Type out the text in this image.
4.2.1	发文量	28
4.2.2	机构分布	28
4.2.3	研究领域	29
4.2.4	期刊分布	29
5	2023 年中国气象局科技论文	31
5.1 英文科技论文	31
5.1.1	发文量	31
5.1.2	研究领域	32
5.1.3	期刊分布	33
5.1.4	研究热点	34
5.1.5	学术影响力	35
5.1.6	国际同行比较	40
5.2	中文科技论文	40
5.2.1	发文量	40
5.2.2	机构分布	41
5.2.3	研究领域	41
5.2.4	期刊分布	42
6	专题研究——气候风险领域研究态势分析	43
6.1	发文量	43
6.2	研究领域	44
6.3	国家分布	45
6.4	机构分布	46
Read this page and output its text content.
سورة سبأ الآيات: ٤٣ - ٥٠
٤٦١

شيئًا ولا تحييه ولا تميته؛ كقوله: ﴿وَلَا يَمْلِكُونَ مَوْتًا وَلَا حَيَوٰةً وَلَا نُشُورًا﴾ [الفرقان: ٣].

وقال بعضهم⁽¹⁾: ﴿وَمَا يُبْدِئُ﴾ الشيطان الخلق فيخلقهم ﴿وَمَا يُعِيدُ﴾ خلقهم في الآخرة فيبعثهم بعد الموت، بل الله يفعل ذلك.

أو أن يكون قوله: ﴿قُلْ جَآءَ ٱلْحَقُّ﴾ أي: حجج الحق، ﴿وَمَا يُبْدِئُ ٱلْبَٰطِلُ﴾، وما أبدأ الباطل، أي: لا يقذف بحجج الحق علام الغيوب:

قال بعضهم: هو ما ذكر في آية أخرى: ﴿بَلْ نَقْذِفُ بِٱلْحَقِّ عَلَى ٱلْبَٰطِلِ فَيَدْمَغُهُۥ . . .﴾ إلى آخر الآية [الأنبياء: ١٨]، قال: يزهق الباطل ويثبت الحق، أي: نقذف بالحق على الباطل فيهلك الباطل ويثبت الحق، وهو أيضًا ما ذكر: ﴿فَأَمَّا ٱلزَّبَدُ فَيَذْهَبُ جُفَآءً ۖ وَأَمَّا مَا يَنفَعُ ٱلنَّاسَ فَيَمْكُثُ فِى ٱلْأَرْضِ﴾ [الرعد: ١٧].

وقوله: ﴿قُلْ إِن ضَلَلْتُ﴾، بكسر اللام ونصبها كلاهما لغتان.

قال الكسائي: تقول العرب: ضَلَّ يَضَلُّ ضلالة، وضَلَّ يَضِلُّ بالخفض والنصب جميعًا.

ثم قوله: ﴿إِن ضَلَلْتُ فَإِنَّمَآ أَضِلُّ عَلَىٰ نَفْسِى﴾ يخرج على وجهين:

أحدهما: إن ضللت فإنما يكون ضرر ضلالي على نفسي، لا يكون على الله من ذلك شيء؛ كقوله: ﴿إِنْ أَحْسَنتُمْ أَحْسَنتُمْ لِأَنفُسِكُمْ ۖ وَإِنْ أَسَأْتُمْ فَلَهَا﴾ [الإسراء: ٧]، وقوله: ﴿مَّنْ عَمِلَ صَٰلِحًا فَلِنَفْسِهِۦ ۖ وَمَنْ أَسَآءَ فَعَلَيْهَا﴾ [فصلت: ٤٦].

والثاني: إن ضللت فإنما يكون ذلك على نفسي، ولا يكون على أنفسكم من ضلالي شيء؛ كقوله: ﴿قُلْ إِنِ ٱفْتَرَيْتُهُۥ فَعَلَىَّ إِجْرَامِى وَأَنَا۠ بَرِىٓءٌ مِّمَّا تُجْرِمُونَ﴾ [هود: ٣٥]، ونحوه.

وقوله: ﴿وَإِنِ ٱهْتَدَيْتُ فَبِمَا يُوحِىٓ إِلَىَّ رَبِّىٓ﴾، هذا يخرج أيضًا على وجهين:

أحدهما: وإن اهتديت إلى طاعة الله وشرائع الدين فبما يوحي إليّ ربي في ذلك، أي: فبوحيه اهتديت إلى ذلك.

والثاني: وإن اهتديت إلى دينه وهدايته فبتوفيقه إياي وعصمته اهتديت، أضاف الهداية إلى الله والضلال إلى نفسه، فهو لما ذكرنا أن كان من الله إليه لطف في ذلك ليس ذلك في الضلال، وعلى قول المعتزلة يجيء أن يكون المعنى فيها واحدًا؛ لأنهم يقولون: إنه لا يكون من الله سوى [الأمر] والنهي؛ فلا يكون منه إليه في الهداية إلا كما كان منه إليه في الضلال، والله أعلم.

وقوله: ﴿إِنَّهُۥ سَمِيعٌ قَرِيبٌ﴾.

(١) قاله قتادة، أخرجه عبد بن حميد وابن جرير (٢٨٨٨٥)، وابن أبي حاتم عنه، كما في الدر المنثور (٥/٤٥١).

**What you should do**: Search the lines for the string "this" and copy every line that has it.

**The output**:
Type out the text in this image.
Read this page and output its text content.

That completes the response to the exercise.